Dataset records
- - - - -

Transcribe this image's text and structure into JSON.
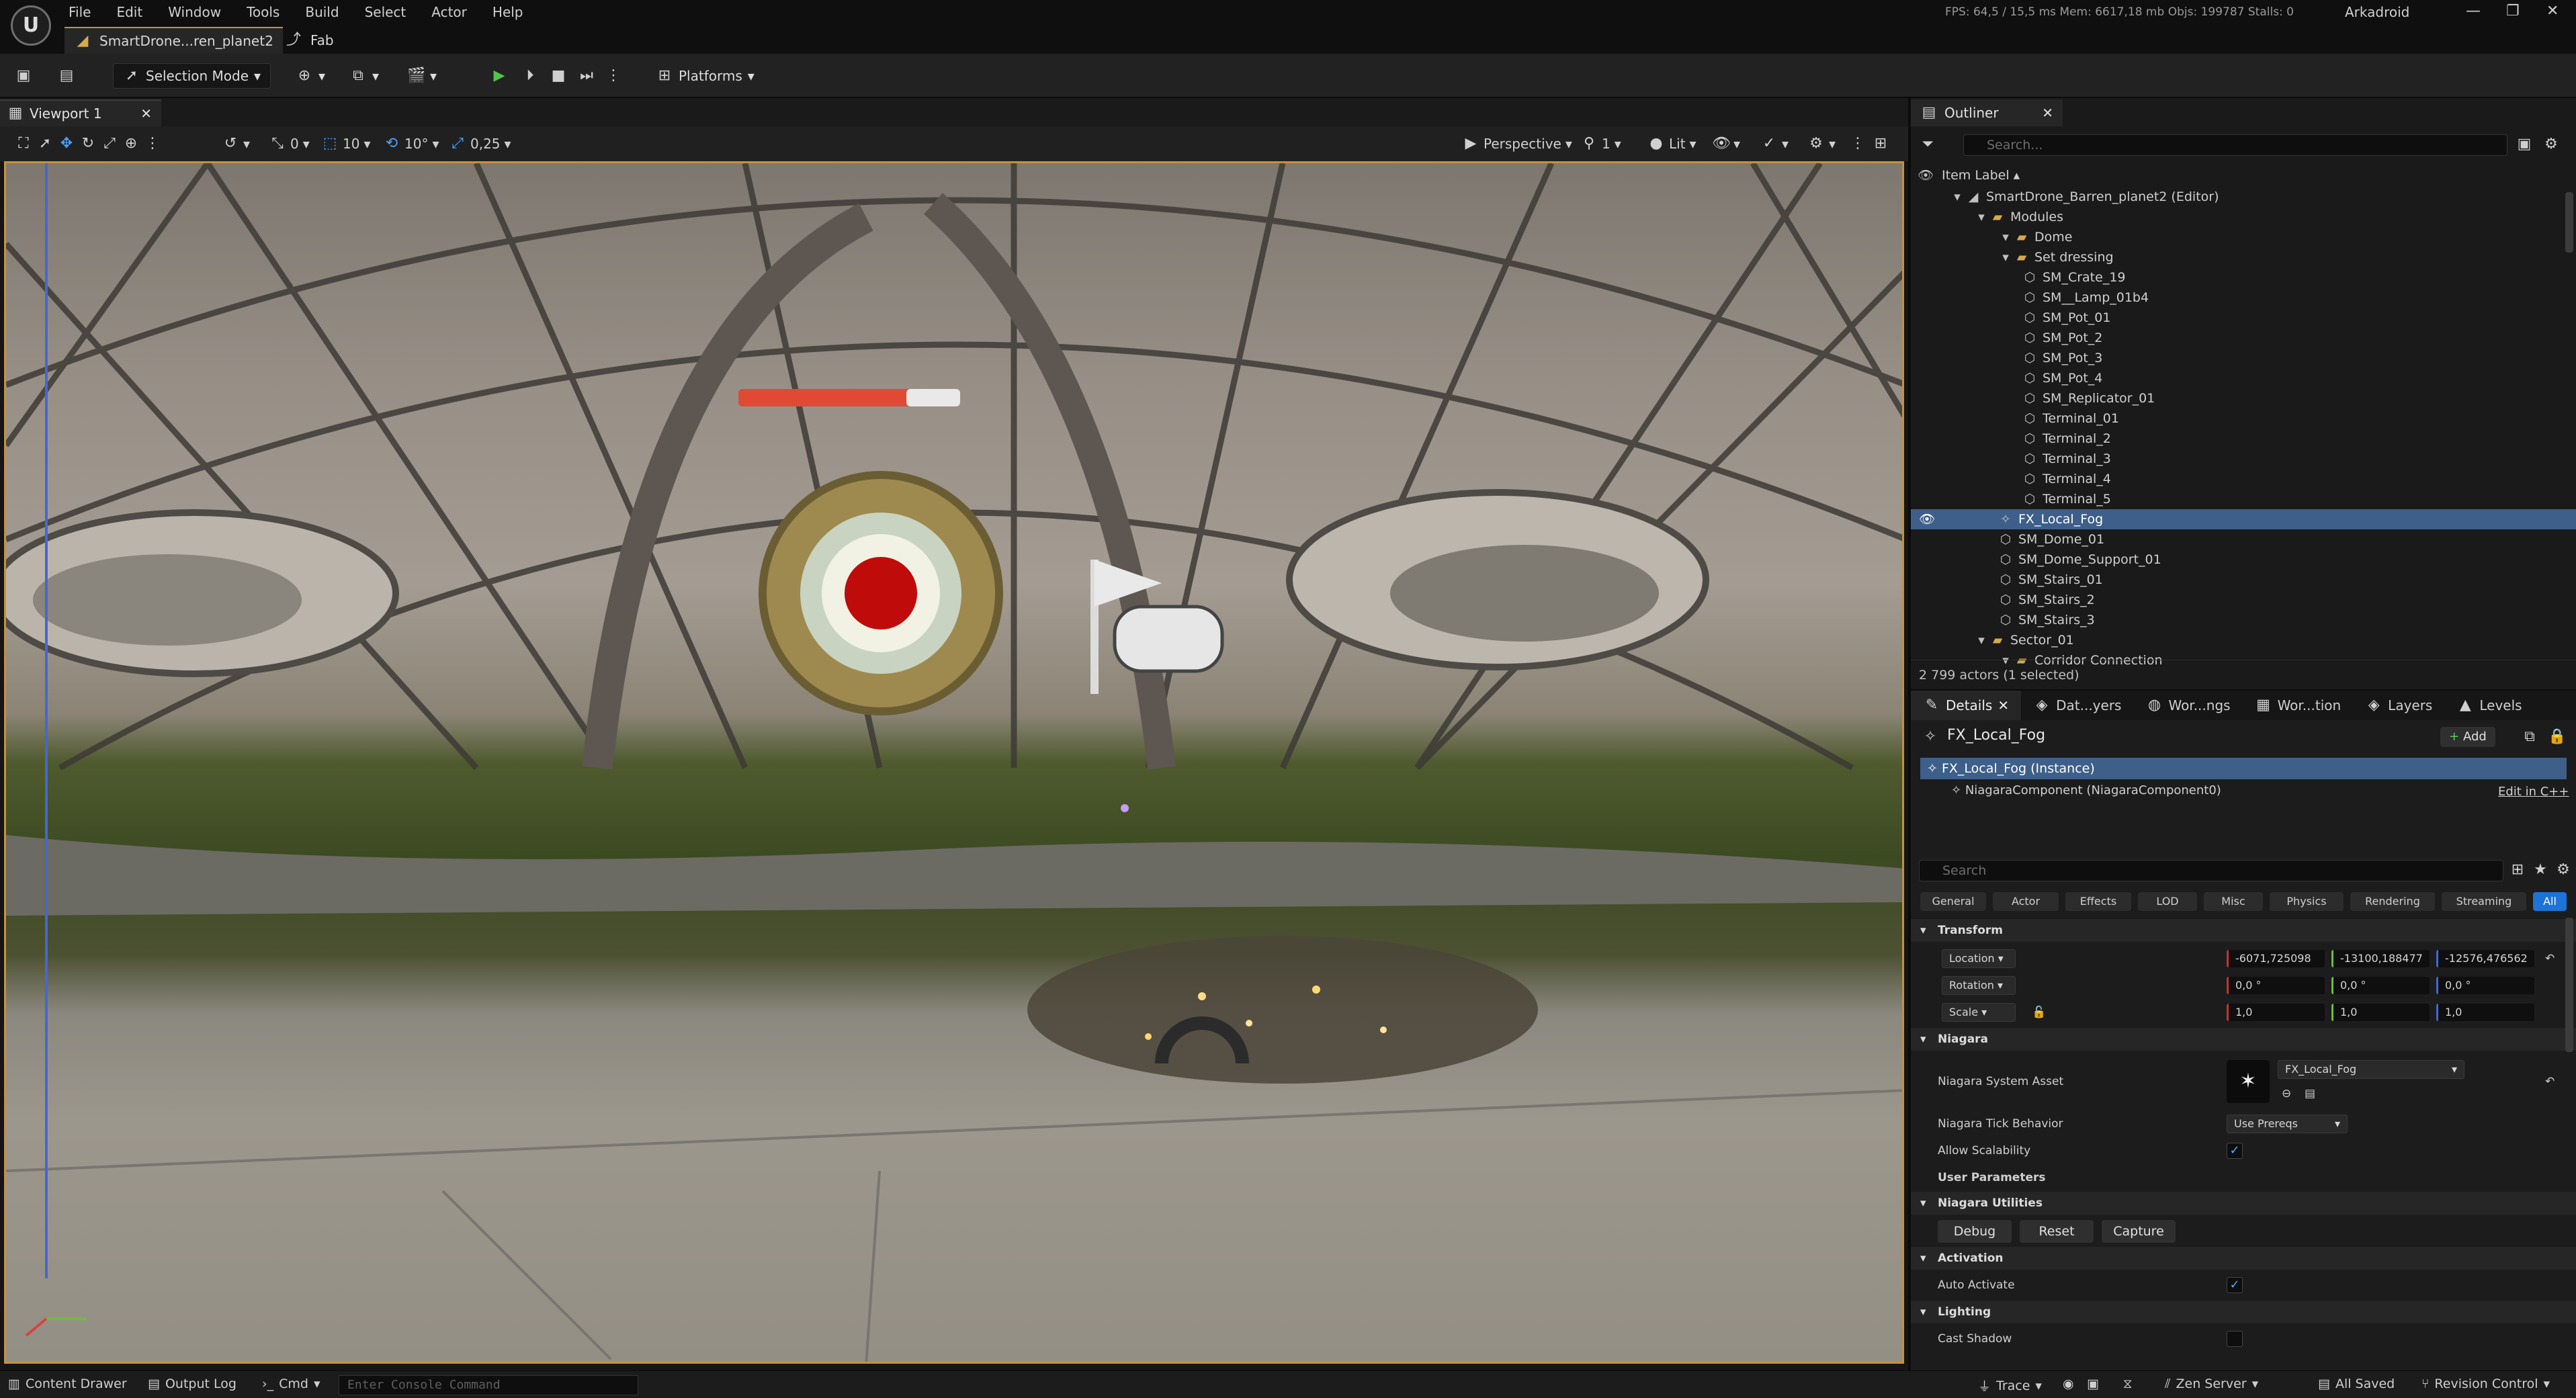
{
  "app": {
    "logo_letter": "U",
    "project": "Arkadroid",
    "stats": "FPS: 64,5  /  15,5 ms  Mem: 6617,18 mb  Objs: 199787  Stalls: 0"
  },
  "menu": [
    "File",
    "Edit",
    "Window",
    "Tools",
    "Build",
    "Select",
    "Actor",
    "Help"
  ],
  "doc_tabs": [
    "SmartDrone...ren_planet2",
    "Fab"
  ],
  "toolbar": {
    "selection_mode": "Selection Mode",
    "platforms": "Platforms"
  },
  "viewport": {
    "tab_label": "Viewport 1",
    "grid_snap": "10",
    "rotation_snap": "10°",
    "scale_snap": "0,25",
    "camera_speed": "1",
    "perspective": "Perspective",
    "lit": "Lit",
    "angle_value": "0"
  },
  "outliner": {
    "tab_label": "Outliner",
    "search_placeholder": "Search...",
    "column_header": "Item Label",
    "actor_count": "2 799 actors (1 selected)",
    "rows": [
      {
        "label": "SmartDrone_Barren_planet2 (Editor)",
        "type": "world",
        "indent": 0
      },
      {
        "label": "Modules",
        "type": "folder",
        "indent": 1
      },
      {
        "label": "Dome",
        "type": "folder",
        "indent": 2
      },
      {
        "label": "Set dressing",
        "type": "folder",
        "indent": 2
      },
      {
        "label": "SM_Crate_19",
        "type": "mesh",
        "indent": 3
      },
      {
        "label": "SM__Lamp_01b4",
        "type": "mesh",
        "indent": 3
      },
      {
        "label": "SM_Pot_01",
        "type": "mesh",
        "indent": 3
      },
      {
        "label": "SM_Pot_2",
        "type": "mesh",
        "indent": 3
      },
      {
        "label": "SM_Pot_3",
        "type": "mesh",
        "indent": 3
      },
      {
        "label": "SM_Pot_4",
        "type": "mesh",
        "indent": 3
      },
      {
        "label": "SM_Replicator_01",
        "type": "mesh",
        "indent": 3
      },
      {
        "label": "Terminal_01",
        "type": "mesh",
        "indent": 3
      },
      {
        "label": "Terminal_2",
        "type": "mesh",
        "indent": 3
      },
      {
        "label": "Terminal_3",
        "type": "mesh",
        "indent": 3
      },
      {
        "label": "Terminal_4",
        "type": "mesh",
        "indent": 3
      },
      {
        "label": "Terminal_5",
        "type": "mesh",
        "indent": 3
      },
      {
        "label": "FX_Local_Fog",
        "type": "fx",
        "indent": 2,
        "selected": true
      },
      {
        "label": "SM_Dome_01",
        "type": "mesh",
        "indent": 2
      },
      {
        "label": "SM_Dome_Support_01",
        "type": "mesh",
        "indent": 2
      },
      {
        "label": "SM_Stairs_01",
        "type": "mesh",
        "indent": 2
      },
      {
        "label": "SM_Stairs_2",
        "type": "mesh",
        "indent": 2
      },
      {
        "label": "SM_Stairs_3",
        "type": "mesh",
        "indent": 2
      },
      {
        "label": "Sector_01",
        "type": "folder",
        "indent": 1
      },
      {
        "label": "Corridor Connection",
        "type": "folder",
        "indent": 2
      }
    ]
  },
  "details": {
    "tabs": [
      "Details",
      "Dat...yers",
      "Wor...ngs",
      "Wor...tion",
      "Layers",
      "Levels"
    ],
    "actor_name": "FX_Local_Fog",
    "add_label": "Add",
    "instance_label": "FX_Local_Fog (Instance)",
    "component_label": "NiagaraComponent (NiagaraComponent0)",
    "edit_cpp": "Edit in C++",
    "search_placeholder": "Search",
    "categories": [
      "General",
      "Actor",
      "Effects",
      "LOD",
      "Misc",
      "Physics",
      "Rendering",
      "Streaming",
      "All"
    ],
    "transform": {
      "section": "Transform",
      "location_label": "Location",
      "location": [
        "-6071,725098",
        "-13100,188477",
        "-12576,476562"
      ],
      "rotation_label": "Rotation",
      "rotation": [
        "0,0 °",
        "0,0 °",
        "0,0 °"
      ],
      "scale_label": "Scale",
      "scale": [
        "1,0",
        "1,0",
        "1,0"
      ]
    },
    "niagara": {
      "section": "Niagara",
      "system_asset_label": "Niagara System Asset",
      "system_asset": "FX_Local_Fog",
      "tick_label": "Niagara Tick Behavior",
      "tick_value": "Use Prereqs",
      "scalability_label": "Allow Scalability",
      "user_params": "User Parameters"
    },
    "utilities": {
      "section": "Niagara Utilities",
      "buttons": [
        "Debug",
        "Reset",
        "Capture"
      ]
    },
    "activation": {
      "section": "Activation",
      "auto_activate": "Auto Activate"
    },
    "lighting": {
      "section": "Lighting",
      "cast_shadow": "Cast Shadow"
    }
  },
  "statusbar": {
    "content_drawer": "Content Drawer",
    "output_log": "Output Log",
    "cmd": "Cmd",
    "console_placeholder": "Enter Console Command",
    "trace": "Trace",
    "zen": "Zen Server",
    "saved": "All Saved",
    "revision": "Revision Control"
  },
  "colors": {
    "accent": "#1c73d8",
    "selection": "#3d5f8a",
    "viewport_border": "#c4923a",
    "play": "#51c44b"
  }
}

- - - - -

TASK PROMPT. Every line above should be returned word for word, with the pictures left behind.

TASK RESULT.
Transcribe this image's text and structure into JSON.
{
  "app": {
    "logo_letter": "U",
    "project": "Arkadroid",
    "stats": "FPS: 64,5  /  15,5 ms  Mem: 6617,18 mb  Objs: 199787  Stalls: 0"
  },
  "menu": [
    "File",
    "Edit",
    "Window",
    "Tools",
    "Build",
    "Select",
    "Actor",
    "Help"
  ],
  "doc_tabs": [
    "SmartDrone...ren_planet2",
    "Fab"
  ],
  "toolbar": {
    "selection_mode": "Selection Mode",
    "platforms": "Platforms"
  },
  "viewport": {
    "tab_label": "Viewport 1",
    "grid_snap": "10",
    "rotation_snap": "10°",
    "scale_snap": "0,25",
    "camera_speed": "1",
    "perspective": "Perspective",
    "lit": "Lit",
    "angle_value": "0"
  },
  "outliner": {
    "tab_label": "Outliner",
    "search_placeholder": "Search...",
    "column_header": "Item Label",
    "actor_count": "2 799 actors (1 selected)",
    "rows": [
      {
        "label": "SmartDrone_Barren_planet2 (Editor)",
        "type": "world",
        "indent": 0
      },
      {
        "label": "Modules",
        "type": "folder",
        "indent": 1
      },
      {
        "label": "Dome",
        "type": "folder",
        "indent": 2
      },
      {
        "label": "Set dressing",
        "type": "folder",
        "indent": 2
      },
      {
        "label": "SM_Crate_19",
        "type": "mesh",
        "indent": 3
      },
      {
        "label": "SM__Lamp_01b4",
        "type": "mesh",
        "indent": 3
      },
      {
        "label": "SM_Pot_01",
        "type": "mesh",
        "indent": 3
      },
      {
        "label": "SM_Pot_2",
        "type": "mesh",
        "indent": 3
      },
      {
        "label": "SM_Pot_3",
        "type": "mesh",
        "indent": 3
      },
      {
        "label": "SM_Pot_4",
        "type": "mesh",
        "indent": 3
      },
      {
        "label": "SM_Replicator_01",
        "type": "mesh",
        "indent": 3
      },
      {
        "label": "Terminal_01",
        "type": "mesh",
        "indent": 3
      },
      {
        "label": "Terminal_2",
        "type": "mesh",
        "indent": 3
      },
      {
        "label": "Terminal_3",
        "type": "mesh",
        "indent": 3
      },
      {
        "label": "Terminal_4",
        "type": "mesh",
        "indent": 3
      },
      {
        "label": "Terminal_5",
        "type": "mesh",
        "indent": 3
      },
      {
        "label": "FX_Local_Fog",
        "type": "fx",
        "indent": 2,
        "selected": true
      },
      {
        "label": "SM_Dome_01",
        "type": "mesh",
        "indent": 2
      },
      {
        "label": "SM_Dome_Support_01",
        "type": "mesh",
        "indent": 2
      },
      {
        "label": "SM_Stairs_01",
        "type": "mesh",
        "indent": 2
      },
      {
        "label": "SM_Stairs_2",
        "type": "mesh",
        "indent": 2
      },
      {
        "label": "SM_Stairs_3",
        "type": "mesh",
        "indent": 2
      },
      {
        "label": "Sector_01",
        "type": "folder",
        "indent": 1
      },
      {
        "label": "Corridor Connection",
        "type": "folder",
        "indent": 2
      }
    ]
  },
  "details": {
    "tabs": [
      "Details",
      "Dat...yers",
      "Wor...ngs",
      "Wor...tion",
      "Layers",
      "Levels"
    ],
    "actor_name": "FX_Local_Fog",
    "add_label": "Add",
    "instance_label": "FX_Local_Fog (Instance)",
    "component_label": "NiagaraComponent (NiagaraComponent0)",
    "edit_cpp": "Edit in C++",
    "search_placeholder": "Search",
    "categories": [
      "General",
      "Actor",
      "Effects",
      "LOD",
      "Misc",
      "Physics",
      "Rendering",
      "Streaming",
      "All"
    ],
    "transform": {
      "section": "Transform",
      "location_label": "Location",
      "location": [
        "-6071,725098",
        "-13100,188477",
        "-12576,476562"
      ],
      "rotation_label": "Rotation",
      "rotation": [
        "0,0 °",
        "0,0 °",
        "0,0 °"
      ],
      "scale_label": "Scale",
      "scale": [
        "1,0",
        "1,0",
        "1,0"
      ]
    },
    "niagara": {
      "section": "Niagara",
      "system_asset_label": "Niagara System Asset",
      "system_asset": "FX_Local_Fog",
      "tick_label": "Niagara Tick Behavior",
      "tick_value": "Use Prereqs",
      "scalability_label": "Allow Scalability",
      "user_params": "User Parameters"
    },
    "utilities": {
      "section": "Niagara Utilities",
      "buttons": [
        "Debug",
        "Reset",
        "Capture"
      ]
    },
    "activation": {
      "section": "Activation",
      "auto_activate": "Auto Activate"
    },
    "lighting": {
      "section": "Lighting",
      "cast_shadow": "Cast Shadow"
    }
  },
  "statusbar": {
    "content_drawer": "Content Drawer",
    "output_log": "Output Log",
    "cmd": "Cmd",
    "console_placeholder": "Enter Console Command",
    "trace": "Trace",
    "zen": "Zen Server",
    "saved": "All Saved",
    "revision": "Revision Control"
  },
  "colors": {
    "accent": "#1c73d8",
    "selection": "#3d5f8a",
    "viewport_border": "#c4923a",
    "play": "#51c44b"
  }
}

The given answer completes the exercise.